### TEXT SEGMENT
San Jose Det. Matthew Christian created a fake DNA report signed by a fictitious lab technician to use as a prop while interrogating a man under investigation for sex crimes against a developmentally disabled neighbor. Police are allowed to lie to suspects in an effort to extract information or confessions, so Christian hadn't violated any laws in actually creating the report.

The problem is that the fake report somehow made its way into Deputy District Attorney Jaime Stringfield's file, along with a real report stating that no DNA could be found on the blanket in question.  At a preliminary hearing, Stringfield then proceeded to question the Det. Christian about the fake report.  Christian obliged with false testimony.

"This blanket that you seized, did you submit it to the crime lab for analysis?" she asked.

"Yes," Christian said.

"Are you aware of any results?" she asked.

"Yes. There was semen found on the blanket," Christian said.

Superior Court Judge Gilbert T. Brown ordered Kerkeles to stand trial. Stringfield listed Roberts, the fake analyst, among her trial witnesses.

### TASKS TO CARRY OUT
a) From the account of the fake DNA report, transcribe the passage that begins at the words "San Jose Det." and stops after "creating the report.".
b) In the account of the fake DNA report, which judge ordered Kerkeles to stand trial?
c) Resume the account of the fake DNA report from the point at which it stops.
Nothing in the stored items is needed for this work.

Stored items:

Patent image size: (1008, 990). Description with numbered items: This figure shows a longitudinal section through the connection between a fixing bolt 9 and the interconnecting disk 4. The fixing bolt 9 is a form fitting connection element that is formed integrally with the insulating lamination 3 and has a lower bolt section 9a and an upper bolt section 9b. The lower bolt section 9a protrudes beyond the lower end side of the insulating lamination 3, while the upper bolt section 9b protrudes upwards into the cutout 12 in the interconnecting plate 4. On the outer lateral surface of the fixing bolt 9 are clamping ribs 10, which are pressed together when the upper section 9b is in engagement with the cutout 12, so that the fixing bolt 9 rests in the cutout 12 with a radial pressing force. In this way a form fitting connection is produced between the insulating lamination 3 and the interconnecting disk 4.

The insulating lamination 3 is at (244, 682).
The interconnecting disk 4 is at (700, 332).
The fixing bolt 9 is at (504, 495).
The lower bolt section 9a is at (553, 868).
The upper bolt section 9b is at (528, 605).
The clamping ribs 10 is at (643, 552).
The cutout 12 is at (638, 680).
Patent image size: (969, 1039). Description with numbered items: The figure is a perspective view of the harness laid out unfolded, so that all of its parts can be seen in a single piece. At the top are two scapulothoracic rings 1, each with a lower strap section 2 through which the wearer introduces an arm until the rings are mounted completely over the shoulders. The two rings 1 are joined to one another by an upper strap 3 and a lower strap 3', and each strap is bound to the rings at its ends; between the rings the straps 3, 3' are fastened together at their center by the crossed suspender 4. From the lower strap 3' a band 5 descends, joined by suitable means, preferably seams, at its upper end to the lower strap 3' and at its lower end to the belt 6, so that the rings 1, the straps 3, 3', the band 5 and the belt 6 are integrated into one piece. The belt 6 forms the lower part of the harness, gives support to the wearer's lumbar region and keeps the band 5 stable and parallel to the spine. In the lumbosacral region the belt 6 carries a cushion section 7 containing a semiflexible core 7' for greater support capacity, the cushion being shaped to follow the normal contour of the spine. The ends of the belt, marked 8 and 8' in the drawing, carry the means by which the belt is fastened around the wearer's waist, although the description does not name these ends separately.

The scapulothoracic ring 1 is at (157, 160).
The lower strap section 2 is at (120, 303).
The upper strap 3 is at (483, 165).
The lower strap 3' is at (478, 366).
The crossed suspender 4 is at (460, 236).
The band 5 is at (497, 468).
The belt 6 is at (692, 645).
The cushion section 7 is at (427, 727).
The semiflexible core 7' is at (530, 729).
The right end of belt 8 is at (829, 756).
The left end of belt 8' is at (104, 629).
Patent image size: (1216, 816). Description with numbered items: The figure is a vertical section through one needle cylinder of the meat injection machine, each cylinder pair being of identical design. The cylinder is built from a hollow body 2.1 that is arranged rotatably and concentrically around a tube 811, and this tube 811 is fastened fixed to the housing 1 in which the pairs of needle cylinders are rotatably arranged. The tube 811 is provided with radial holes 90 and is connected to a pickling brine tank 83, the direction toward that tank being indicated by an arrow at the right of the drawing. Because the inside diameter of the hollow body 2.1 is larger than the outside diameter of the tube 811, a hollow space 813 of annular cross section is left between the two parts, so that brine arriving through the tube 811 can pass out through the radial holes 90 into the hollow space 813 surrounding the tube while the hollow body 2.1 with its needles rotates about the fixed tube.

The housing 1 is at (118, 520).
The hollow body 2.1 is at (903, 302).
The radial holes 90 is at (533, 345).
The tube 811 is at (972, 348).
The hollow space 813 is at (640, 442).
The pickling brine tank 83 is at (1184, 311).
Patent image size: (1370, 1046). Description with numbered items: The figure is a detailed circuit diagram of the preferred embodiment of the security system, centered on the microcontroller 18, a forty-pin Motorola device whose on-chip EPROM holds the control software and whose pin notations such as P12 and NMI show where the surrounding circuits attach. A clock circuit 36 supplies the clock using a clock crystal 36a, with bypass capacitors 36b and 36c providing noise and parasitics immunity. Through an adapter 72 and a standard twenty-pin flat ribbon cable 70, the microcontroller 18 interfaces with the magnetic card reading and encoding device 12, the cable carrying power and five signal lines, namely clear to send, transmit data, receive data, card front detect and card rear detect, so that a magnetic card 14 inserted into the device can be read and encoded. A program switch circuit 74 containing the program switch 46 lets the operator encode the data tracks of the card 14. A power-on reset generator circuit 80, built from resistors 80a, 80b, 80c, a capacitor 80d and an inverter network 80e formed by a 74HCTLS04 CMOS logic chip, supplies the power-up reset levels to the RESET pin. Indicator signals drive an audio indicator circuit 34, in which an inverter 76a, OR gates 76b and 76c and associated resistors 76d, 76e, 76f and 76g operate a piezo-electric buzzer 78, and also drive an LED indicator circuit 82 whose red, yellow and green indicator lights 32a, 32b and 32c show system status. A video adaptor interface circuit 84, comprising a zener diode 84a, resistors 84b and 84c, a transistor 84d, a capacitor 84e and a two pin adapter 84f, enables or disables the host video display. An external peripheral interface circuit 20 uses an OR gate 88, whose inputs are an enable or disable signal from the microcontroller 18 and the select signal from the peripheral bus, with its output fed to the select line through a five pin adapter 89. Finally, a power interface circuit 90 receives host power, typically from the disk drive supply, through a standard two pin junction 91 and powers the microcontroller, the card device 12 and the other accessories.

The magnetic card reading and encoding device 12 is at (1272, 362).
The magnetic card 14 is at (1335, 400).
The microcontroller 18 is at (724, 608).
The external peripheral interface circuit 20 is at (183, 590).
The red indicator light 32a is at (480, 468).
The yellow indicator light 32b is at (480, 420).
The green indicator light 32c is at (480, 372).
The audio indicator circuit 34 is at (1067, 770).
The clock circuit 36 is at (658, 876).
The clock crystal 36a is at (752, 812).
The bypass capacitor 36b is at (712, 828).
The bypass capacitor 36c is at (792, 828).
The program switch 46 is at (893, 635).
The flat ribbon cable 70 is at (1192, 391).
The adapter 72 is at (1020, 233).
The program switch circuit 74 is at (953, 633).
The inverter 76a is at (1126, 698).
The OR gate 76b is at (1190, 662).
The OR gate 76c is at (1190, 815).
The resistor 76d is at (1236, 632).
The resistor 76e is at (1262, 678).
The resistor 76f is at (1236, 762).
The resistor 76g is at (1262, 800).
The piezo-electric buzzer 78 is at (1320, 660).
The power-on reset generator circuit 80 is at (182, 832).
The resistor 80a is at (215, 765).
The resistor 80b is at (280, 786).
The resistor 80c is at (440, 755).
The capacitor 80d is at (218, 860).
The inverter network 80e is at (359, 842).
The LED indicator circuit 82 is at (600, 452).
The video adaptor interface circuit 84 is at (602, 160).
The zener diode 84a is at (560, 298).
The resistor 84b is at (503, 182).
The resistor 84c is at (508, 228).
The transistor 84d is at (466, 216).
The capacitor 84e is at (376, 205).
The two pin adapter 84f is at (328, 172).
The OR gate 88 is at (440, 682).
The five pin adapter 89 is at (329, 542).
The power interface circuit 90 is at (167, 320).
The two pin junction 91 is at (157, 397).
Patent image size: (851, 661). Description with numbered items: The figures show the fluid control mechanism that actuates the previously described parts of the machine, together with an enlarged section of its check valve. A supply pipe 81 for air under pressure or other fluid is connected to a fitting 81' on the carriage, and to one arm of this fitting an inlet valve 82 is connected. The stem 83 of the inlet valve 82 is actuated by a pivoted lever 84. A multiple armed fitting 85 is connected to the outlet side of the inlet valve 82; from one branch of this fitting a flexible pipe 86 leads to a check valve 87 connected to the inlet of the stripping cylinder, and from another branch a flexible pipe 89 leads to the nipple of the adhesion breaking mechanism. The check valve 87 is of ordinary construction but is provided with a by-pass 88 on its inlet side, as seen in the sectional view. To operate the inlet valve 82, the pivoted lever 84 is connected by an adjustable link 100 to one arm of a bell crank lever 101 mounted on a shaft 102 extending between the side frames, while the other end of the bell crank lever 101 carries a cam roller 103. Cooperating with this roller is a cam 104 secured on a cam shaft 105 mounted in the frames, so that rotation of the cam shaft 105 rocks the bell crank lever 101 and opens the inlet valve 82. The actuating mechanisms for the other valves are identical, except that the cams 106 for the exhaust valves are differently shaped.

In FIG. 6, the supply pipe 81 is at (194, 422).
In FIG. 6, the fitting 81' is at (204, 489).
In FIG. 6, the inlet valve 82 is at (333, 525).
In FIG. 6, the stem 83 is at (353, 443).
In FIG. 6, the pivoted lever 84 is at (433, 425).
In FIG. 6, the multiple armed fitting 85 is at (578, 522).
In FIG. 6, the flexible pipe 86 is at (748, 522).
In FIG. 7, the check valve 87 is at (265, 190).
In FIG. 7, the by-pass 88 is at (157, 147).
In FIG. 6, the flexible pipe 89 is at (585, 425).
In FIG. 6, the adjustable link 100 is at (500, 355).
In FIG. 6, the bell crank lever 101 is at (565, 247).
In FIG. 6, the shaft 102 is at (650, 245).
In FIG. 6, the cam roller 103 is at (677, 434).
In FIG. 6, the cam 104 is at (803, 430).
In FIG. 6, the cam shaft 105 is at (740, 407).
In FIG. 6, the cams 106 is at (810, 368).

### REPLIES
a)
San Jose Det. Matthew Christian created a fake DNA report signed by a fictitious lab technician to use as a prop while interrogating a man under investigation for sex crimes against a developmentally disabled neighbor. Police are allowed to lie to suspects in an effort to extract information or confessions, so Christian hadn't violated any laws in actually creating the report.

b) Superior Court Judge Gilbert T. Brown ordered Kerkeles to stand trial.

c)
Stringfield blamed the defense attorney for not pointing out the discrepancy in the two reports.  But according to the article, defense attorneys twice asked for more information on the reports.  Stringfield declined their requests.  The defense finally made a third request, this time for the resume of the fictitious lab technician who signed the fake report, at which time Det. Christian remembered that he had made the whole thing up.

An "internal committee" of prosecutors later concluded that Christian's fake report, false testimony, and memory lapse, and Stringfield's failure to notice the fake report, failure to notice the real report, and failure to distinguish between the two—were all "honest mistakes."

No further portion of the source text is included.